Collected data entries:
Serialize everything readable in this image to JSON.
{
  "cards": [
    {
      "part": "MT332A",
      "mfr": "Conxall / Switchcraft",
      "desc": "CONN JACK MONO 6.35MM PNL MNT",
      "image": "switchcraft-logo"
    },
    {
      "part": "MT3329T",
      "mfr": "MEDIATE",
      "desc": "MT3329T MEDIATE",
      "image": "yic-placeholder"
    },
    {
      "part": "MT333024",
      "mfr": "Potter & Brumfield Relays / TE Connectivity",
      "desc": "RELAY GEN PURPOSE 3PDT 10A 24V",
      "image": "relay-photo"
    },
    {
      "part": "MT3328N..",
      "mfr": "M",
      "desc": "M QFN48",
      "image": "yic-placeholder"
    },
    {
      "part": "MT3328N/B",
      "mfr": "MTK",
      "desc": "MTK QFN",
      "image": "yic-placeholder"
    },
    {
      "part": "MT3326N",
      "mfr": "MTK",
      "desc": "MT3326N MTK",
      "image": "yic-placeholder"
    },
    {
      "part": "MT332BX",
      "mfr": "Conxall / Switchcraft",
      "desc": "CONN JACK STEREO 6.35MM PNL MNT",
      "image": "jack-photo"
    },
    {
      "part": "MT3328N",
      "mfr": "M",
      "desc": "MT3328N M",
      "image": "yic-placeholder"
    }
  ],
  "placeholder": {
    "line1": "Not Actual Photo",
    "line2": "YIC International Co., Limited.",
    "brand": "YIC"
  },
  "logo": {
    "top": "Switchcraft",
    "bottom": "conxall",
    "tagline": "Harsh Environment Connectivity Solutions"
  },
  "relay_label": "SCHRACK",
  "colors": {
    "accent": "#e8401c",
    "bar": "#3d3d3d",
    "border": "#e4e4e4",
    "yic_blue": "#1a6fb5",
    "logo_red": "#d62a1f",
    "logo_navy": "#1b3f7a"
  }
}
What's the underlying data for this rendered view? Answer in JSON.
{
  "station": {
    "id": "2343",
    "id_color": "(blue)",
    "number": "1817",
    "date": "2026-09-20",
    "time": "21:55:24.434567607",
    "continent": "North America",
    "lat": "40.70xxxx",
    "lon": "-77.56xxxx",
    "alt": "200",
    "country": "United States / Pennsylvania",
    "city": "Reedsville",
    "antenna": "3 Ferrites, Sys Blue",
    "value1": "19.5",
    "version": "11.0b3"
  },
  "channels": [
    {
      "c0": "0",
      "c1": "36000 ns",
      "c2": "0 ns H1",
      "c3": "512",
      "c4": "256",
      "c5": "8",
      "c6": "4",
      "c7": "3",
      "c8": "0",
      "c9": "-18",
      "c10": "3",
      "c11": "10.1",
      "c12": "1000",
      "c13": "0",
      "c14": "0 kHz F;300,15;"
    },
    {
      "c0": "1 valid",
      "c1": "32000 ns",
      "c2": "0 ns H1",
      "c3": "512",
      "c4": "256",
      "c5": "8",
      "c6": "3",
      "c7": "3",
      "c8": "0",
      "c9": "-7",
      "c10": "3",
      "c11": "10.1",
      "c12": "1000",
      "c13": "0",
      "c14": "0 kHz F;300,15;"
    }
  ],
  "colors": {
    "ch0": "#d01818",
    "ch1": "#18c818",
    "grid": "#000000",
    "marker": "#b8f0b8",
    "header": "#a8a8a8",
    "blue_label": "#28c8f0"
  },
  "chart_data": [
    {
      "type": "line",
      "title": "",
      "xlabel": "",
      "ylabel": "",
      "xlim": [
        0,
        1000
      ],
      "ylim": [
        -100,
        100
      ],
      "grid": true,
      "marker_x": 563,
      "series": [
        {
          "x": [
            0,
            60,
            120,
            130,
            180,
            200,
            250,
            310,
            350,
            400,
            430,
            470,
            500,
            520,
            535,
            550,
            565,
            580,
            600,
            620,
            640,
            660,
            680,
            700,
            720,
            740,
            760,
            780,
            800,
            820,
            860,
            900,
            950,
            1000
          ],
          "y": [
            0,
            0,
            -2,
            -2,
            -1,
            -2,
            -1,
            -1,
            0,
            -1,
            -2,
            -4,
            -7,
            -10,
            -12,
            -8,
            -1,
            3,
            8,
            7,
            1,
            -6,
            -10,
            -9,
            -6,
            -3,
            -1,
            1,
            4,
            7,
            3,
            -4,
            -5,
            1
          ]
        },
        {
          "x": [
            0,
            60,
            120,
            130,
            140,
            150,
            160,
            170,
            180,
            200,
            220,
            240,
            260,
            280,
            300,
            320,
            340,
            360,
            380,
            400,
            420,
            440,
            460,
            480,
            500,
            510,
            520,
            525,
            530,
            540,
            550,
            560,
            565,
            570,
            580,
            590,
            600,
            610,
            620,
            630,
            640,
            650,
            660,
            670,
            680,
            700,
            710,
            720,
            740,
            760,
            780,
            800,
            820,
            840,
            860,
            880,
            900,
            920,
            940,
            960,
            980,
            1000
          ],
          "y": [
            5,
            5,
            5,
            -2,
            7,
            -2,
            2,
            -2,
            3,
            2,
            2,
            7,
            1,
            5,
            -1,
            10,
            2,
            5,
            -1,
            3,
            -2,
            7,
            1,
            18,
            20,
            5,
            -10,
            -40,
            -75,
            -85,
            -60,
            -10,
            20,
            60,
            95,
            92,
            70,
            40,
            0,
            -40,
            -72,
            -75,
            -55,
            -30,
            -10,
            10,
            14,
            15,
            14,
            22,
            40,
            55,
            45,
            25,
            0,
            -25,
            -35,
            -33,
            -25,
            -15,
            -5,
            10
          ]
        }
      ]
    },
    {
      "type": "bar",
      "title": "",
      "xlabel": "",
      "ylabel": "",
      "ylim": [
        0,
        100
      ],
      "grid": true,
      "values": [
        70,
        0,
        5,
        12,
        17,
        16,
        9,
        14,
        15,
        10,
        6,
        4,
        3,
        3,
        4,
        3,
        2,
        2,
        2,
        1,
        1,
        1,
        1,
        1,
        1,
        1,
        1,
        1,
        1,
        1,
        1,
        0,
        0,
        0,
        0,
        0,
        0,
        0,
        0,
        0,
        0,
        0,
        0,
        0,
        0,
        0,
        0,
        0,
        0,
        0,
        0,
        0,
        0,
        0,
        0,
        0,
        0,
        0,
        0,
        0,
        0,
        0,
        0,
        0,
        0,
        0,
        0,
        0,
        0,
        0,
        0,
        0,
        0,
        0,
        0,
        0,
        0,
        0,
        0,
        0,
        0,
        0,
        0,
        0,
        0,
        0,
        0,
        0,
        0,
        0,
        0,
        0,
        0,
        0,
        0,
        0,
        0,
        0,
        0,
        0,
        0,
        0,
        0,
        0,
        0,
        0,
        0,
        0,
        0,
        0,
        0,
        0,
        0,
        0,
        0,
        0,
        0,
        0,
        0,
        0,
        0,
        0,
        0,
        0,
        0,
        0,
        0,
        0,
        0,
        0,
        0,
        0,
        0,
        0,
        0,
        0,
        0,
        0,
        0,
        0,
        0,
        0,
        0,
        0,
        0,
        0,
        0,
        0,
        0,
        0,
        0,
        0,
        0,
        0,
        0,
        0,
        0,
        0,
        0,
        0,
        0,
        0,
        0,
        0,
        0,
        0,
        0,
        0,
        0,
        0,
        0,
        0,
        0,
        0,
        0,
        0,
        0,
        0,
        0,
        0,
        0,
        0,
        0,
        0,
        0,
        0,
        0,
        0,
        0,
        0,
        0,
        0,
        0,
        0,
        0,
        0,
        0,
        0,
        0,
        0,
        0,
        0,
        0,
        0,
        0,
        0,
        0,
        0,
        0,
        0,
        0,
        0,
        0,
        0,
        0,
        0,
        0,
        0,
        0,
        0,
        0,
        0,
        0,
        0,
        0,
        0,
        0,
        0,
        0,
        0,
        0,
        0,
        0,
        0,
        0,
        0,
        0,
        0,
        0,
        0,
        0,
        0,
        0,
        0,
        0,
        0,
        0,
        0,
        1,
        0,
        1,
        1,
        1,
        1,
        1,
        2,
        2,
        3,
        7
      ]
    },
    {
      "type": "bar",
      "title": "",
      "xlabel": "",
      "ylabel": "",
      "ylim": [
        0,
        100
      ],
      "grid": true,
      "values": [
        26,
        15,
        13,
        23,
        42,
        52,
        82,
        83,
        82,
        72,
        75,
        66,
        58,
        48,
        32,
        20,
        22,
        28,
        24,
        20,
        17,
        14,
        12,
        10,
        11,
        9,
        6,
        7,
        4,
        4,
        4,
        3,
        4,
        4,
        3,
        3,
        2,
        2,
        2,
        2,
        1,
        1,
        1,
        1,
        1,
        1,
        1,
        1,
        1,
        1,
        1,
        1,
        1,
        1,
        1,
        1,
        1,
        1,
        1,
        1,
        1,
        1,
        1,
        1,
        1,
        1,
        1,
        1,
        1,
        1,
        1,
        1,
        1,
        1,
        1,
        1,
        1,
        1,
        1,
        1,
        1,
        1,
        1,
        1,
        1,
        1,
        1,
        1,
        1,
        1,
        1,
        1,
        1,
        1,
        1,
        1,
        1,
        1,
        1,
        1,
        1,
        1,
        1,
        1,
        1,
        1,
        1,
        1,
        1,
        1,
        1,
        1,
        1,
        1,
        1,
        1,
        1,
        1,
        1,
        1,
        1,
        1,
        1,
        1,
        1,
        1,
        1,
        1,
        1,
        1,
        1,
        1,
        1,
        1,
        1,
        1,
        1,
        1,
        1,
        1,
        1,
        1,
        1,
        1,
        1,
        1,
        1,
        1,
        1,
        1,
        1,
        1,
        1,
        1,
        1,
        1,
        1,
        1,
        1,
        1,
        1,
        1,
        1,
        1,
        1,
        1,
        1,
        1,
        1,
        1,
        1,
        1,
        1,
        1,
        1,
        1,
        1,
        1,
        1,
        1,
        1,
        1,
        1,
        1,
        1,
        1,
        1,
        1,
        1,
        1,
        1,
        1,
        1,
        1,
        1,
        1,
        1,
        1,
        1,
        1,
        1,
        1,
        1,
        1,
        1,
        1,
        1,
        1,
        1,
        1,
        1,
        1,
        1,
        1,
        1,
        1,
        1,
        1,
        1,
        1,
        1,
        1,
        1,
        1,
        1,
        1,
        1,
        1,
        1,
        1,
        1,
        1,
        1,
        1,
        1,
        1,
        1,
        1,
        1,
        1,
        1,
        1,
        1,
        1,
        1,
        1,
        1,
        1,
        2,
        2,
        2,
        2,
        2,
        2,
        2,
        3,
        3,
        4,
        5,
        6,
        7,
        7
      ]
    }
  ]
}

(Task statement):
Pick out every line of the listing containing the word "desc", and show those lines.

(Answer to this exercise):
      "desc": "CONN JACK MONO 6.35MM PNL MNT",
      "desc": "MT3329T MEDIATE",
      "desc": "RELAY GEN PURPOSE 3PDT 10A 24V",
      "desc": "M QFN48",
      "desc": "MTK QFN",
      "desc": "MT3326N MTK",
      "desc": "CONN JACK STEREO 6.35MM PNL MNT",
      "desc": "MT3328N M",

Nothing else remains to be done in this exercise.